GIVEN TASK:
Lines that contain the string "name" are to be copied; leave out all others.

** start DATA LINES **

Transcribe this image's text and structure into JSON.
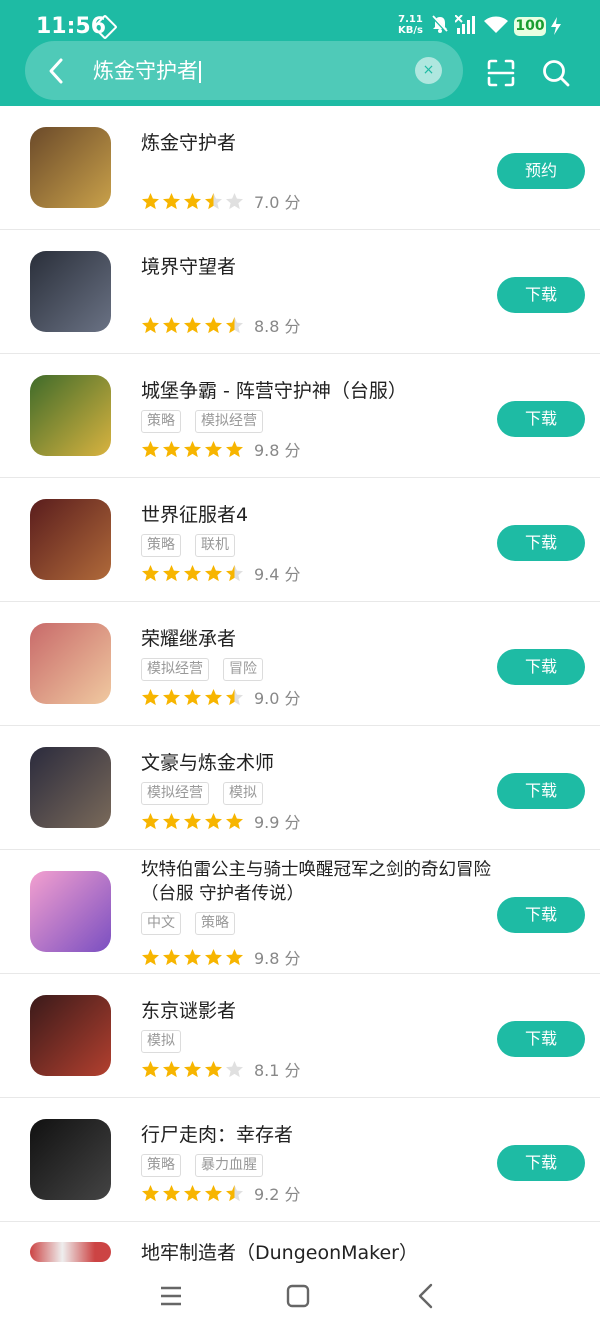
{
  "status_bar": {
    "time": "11:56",
    "speed_value": "7.11",
    "speed_unit": "KB/s",
    "battery": "100"
  },
  "search": {
    "query": "炼金守护者",
    "clear_symbol": "×"
  },
  "apps": [
    {
      "name": "炼金守护者",
      "tags": [],
      "stars": 3.5,
      "score": "7.0 分",
      "action": "预约",
      "icon_colors": [
        "#6b4a2a",
        "#c9a14a"
      ]
    },
    {
      "name": "境界守望者",
      "tags": [],
      "stars": 4.5,
      "score": "8.8 分",
      "action": "下载",
      "icon_colors": [
        "#2a2f3a",
        "#6a7284"
      ]
    },
    {
      "name": "城堡争霸 - 阵营守护神（台服）",
      "tags": [
        "策略",
        "模拟经营"
      ],
      "stars": 5,
      "score": "9.8 分",
      "action": "下载",
      "icon_colors": [
        "#3f6b2a",
        "#d9b340"
      ]
    },
    {
      "name": "世界征服者4",
      "tags": [
        "策略",
        "联机"
      ],
      "stars": 4.5,
      "score": "9.4 分",
      "action": "下载",
      "icon_colors": [
        "#5a1d1d",
        "#b06a3a"
      ]
    },
    {
      "name": "荣耀继承者",
      "tags": [
        "模拟经营",
        "冒险"
      ],
      "stars": 4.5,
      "score": "9.0 分",
      "action": "下载",
      "icon_colors": [
        "#c86a6a",
        "#f0c9a0"
      ]
    },
    {
      "name": "文豪与炼金术师",
      "tags": [
        "模拟经营",
        "模拟"
      ],
      "stars": 5,
      "score": "9.9 分",
      "action": "下载",
      "icon_colors": [
        "#2b2b3d",
        "#7a6a5a"
      ]
    },
    {
      "name": "坎特伯雷公主与骑士唤醒冠军之剑的奇幻冒险（台服 守护者传说）",
      "tags": [
        "中文",
        "策略"
      ],
      "stars": 5,
      "score": "9.8 分",
      "action": "下载",
      "icon_colors": [
        "#f3a0cf",
        "#7a4fc1"
      ]
    },
    {
      "name": "东京谜影者",
      "tags": [
        "模拟"
      ],
      "stars": 4,
      "score": "8.1 分",
      "action": "下载",
      "icon_colors": [
        "#3a1a1a",
        "#b3402f"
      ]
    },
    {
      "name": "行尸走肉：幸存者",
      "tags": [
        "策略",
        "暴力血腥"
      ],
      "stars": 4.5,
      "score": "9.2 分",
      "action": "下载",
      "icon_colors": [
        "#111111",
        "#444444"
      ]
    }
  ],
  "partial_app": {
    "name": "地牢制造者（DungeonMaker）"
  },
  "colors": {
    "accent": "#1ebba4",
    "star": "#f7b500",
    "star_empty": "#e0e0e0"
  }
}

** end DATA LINES **

FINISHED EXERCISE:
      "name": "炼金守护者",
      "name": "境界守望者",
      "name": "城堡争霸 - 阵营守护神（台服）",
      "name": "世界征服者4",
      "name": "荣耀继承者",
      "name": "文豪与炼金术师",
      "name": "坎特伯雷公主与骑士唤醒冠军之剑的奇幻冒险（台服 守护者传说）",
      "name": "东京谜影者",
      "name": "行尸走肉：幸存者",
    "name": "地牢制造者（DungeonMaker）"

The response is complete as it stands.